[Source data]

============

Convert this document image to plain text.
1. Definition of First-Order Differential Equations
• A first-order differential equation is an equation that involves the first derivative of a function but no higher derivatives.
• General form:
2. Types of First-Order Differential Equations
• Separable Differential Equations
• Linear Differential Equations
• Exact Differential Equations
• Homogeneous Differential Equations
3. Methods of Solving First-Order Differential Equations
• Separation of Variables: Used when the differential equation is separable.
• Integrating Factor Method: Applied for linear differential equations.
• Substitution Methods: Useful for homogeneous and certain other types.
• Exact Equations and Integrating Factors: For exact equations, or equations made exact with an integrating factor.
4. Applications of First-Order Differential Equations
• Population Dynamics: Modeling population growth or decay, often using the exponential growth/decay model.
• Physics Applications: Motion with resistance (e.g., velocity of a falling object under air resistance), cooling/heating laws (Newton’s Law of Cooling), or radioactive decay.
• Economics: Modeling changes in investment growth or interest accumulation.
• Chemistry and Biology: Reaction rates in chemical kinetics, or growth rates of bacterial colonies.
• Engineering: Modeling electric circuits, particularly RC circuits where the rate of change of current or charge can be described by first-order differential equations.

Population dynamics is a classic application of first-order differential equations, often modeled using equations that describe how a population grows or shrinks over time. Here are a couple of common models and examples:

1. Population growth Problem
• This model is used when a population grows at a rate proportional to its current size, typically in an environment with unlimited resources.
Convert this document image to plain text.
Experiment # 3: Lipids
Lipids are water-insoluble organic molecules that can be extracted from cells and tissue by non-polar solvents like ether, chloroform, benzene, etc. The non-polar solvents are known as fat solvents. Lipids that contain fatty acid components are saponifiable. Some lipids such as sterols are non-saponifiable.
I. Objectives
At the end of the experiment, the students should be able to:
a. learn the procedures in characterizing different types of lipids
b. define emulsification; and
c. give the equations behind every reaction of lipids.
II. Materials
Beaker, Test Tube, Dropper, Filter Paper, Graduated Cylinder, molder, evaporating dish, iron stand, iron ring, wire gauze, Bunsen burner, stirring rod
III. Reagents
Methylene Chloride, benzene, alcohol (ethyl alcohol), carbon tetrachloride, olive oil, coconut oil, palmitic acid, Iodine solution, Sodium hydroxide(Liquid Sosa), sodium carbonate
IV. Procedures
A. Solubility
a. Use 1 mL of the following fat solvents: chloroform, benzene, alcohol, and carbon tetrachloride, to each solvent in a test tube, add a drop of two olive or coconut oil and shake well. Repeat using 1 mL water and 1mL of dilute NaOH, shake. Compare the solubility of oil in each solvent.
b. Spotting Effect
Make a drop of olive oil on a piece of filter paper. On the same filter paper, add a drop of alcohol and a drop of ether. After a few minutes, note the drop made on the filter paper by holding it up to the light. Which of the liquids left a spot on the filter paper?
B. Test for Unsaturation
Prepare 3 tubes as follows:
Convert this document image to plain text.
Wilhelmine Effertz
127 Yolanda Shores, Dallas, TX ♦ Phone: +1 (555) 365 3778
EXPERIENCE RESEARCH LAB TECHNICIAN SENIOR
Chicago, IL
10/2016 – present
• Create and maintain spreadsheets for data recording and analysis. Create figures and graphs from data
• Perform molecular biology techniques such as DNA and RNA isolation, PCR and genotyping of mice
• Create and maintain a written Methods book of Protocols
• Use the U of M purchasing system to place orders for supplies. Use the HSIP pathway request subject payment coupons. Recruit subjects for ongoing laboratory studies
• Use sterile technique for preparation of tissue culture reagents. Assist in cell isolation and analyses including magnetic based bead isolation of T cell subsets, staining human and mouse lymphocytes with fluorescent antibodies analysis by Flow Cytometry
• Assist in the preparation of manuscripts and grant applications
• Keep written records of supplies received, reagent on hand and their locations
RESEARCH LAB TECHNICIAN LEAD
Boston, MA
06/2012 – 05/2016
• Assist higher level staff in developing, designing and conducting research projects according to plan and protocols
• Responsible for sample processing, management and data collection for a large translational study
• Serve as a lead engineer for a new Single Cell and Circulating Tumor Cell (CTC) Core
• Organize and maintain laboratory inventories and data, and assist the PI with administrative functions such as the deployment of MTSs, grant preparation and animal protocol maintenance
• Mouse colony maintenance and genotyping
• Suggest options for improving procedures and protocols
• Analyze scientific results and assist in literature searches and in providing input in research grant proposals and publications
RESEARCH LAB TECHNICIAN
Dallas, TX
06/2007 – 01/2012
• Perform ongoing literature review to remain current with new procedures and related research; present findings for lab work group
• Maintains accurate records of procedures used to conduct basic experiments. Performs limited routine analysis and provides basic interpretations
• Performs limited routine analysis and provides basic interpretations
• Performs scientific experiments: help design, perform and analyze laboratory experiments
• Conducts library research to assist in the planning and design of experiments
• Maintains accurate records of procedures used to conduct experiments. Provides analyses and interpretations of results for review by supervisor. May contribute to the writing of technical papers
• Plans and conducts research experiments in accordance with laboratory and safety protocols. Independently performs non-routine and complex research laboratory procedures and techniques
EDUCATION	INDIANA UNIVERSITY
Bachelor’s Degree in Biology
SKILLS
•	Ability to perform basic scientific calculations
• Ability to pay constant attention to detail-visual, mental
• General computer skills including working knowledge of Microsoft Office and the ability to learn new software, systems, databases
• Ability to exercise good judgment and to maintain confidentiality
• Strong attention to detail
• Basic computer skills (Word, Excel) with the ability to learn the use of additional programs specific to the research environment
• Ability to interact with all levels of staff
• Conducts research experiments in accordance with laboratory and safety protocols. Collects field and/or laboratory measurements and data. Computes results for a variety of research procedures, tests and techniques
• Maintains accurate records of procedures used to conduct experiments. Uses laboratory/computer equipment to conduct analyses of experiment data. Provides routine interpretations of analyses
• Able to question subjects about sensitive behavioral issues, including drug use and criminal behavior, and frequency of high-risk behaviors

============

_Your task_: Take the entries above and transcribe them in full.

_Answer for the task_:
Convert this document image to plain text.
1. Definition of First-Order Differential Equations
• A first-order differential equation is an equation that involves the first derivative of a function but no higher derivatives.
• General form:
2. Types of First-Order Differential Equations
• Separable Differential Equations
• Linear Differential Equations
• Exact Differential Equations
• Homogeneous Differential Equations
3. Methods of Solving First-Order Differential Equations
• Separation of Variables: Used when the differential equation is separable.
• Integrating Factor Method: Applied for linear differential equations.
• Substitution Methods: Useful for homogeneous and certain other types.
• Exact Equations and Integrating Factors: For exact equations, or equations made exact with an integrating factor.
4. Applications of First-Order Differential Equations
• Population Dynamics: Modeling population growth or decay, often using the exponential growth/decay model.
• Physics Applications: Motion with resistance (e.g., velocity of a falling object under air resistance), cooling/heating laws (Newton’s Law of Cooling), or radioactive decay.
• Economics: Modeling changes in investment growth or interest accumulation.
• Chemistry and Biology: Reaction rates in chemical kinetics, or growth rates of bacterial colonies.
• Engineering: Modeling electric circuits, particularly RC circuits where the rate of change of current or charge can be described by first-order differential equations.

Population dynamics is a classic application of first-order differential equations, often modeled using equations that describe how a population grows or shrinks over time. Here are a couple of common models and examples:

1. Population growth Problem
• This model is used when a population grows at a rate proportional to its current size, typically in an environment with unlimited resources.
Convert this document image to plain text.
Experiment # 3: Lipids
Lipids are water-insoluble organic molecules that can be extracted from cells and tissue by non-polar solvents like ether, chloroform, benzene, etc. The non-polar solvents are known as fat solvents. Lipids that contain fatty acid components are saponifiable. Some lipids such as sterols are non-saponifiable.
I. Objectives
At the end of the experiment, the students should be able to:
a. learn the procedures in characterizing different types of lipids
b. define emulsification; and
c. give the equations behind every reaction of lipids.
II. Materials
Beaker, Test Tube, Dropper, Filter Paper, Graduated Cylinder, molder, evaporating dish, iron stand, iron ring, wire gauze, Bunsen burner, stirring rod
III. Reagents
Methylene Chloride, benzene, alcohol (ethyl alcohol), carbon tetrachloride, olive oil, coconut oil, palmitic acid, Iodine solution, Sodium hydroxide(Liquid Sosa), sodium carbonate
IV. Procedures
A. Solubility
a. Use 1 mL of the following fat solvents: chloroform, benzene, alcohol, and carbon tetrachloride, to each solvent in a test tube, add a drop of two olive or coconut oil and shake well. Repeat using 1 mL water and 1mL of dilute NaOH, shake. Compare the solubility of oil in each solvent.
b. Spotting Effect
Make a drop of olive oil on a piece of filter paper. On the same filter paper, add a drop of alcohol and a drop of ether. After a few minutes, note the drop made on the filter paper by holding it up to the light. Which of the liquids left a spot on the filter paper?
B. Test for Unsaturation
Prepare 3 tubes as follows:
Convert this document image to plain text.
Wilhelmine Effertz
127 Yolanda Shores, Dallas, TX ♦ Phone: +1 (555) 365 3778
EXPERIENCE RESEARCH LAB TECHNICIAN SENIOR
Chicago, IL
10/2016 – present
• Create and maintain spreadsheets for data recording and analysis. Create figures and graphs from data
• Perform molecular biology techniques such as DNA and RNA isolation, PCR and genotyping of mice
• Create and maintain a written Methods book of Protocols
• Use the U of M purchasing system to place orders for supplies. Use the HSIP pathway request subject payment coupons. Recruit subjects for ongoing laboratory studies
• Use sterile technique for preparation of tissue culture reagents. Assist in cell isolation and analyses including magnetic based bead isolation of T cell subsets, staining human and mouse lymphocytes with fluorescent antibodies analysis by Flow Cytometry
• Assist in the preparation of manuscripts and grant applications
• Keep written records of supplies received, reagent on hand and their locations
RESEARCH LAB TECHNICIAN LEAD
Boston, MA
06/2012 – 05/2016
• Assist higher level staff in developing, designing and conducting research projects according to plan and protocols
• Responsible for sample processing, management and data collection for a large translational study
• Serve as a lead engineer for a new Single Cell and Circulating Tumor Cell (CTC) Core
• Organize and maintain laboratory inventories and data, and assist the PI with administrative functions such as the deployment of MTSs, grant preparation and animal protocol maintenance
• Mouse colony maintenance and genotyping
• Suggest options for improving procedures and protocols
• Analyze scientific results and assist in literature searches and in providing input in research grant proposals and publications
RESEARCH LAB TECHNICIAN
Dallas, TX
06/2007 – 01/2012
• Perform ongoing literature review to remain current with new procedures and related research; present findings for lab work group
• Maintains accurate records of procedures used to conduct basic experiments. Performs limited routine analysis and provides basic interpretations
• Performs limited routine analysis and provides basic interpretations
• Performs scientific experiments: help design, perform and analyze laboratory experiments
• Conducts library research to assist in the planning and design of experiments
• Maintains accurate records of procedures used to conduct experiments. Provides analyses and interpretations of results for review by supervisor. May contribute to the writing of technical papers
• Plans and conducts research experiments in accordance with laboratory and safety protocols. Independently performs non-routine and complex research laboratory procedures and techniques
EDUCATION	INDIANA UNIVERSITY
Bachelor’s Degree in Biology
SKILLS
•	Ability to perform basic scientific calculations
• Ability to pay constant attention to detail-visual, mental
• General computer skills including working knowledge of Microsoft Office and the ability to learn new software, systems, databases
• Ability to exercise good judgment and to maintain confidentiality
• Strong attention to detail
• Basic computer skills (Word, Excel) with the ability to learn the use of additional programs specific to the research environment
• Ability to interact with all levels of staff
• Conducts research experiments in accordance with laboratory and safety protocols. Collects field and/or laboratory measurements and data. Computes results for a variety of research procedures, tests and techniques
• Maintains accurate records of procedures used to conduct experiments. Uses laboratory/computer equipment to conduct analyses of experiment data. Provides routine interpretations of analyses
• Able to question subjects about sensitive behavioral issues, including drug use and criminal behavior, and frequency of high-risk behaviors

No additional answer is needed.